-- Prompt --
Work through the data line by line, gathering every line that has the word "this".

(Excerpt from a dataset)

________________________

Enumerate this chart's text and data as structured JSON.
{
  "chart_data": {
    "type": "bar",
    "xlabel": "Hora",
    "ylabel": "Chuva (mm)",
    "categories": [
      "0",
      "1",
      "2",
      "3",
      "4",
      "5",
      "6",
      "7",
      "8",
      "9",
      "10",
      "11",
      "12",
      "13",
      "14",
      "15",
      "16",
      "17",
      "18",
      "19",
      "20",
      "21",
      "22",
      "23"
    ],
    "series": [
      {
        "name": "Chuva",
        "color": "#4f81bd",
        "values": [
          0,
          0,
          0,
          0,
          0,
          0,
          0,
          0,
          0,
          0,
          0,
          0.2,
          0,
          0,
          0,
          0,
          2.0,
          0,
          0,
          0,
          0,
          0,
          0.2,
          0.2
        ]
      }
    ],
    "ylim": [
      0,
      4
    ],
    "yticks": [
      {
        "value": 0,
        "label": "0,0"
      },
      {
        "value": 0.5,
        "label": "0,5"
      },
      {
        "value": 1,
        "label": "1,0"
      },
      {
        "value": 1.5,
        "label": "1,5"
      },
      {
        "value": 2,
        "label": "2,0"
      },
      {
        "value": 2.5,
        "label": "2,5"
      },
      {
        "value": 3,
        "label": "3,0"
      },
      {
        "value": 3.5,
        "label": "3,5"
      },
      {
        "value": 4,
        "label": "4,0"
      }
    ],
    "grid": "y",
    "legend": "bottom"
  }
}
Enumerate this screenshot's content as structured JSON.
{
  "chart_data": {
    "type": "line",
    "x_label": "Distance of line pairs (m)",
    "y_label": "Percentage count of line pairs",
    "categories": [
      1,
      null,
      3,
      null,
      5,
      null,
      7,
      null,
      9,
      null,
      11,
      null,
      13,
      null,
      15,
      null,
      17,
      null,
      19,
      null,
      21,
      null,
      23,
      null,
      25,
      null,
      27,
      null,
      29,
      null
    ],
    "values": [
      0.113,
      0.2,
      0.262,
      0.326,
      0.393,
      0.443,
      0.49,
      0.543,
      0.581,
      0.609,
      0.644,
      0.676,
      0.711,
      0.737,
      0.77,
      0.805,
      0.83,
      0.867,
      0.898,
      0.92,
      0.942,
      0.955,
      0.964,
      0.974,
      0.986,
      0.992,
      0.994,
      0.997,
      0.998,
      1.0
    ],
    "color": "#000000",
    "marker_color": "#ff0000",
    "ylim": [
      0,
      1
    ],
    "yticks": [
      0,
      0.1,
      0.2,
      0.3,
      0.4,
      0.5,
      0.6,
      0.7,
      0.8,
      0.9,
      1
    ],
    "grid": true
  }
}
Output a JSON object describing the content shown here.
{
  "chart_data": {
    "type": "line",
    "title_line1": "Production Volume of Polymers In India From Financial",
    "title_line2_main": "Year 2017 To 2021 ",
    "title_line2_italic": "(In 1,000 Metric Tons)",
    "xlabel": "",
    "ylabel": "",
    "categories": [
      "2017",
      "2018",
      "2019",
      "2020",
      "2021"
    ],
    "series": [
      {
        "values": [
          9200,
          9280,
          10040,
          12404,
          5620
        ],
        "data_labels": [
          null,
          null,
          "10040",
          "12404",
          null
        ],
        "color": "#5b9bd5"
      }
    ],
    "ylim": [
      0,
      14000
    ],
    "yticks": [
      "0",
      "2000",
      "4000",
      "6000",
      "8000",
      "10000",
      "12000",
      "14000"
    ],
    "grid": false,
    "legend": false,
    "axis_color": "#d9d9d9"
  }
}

________________________

-- Written solution --
Enumerate this chart's text and data as structured JSON.
Enumerate this screenshot's content as structured JSON.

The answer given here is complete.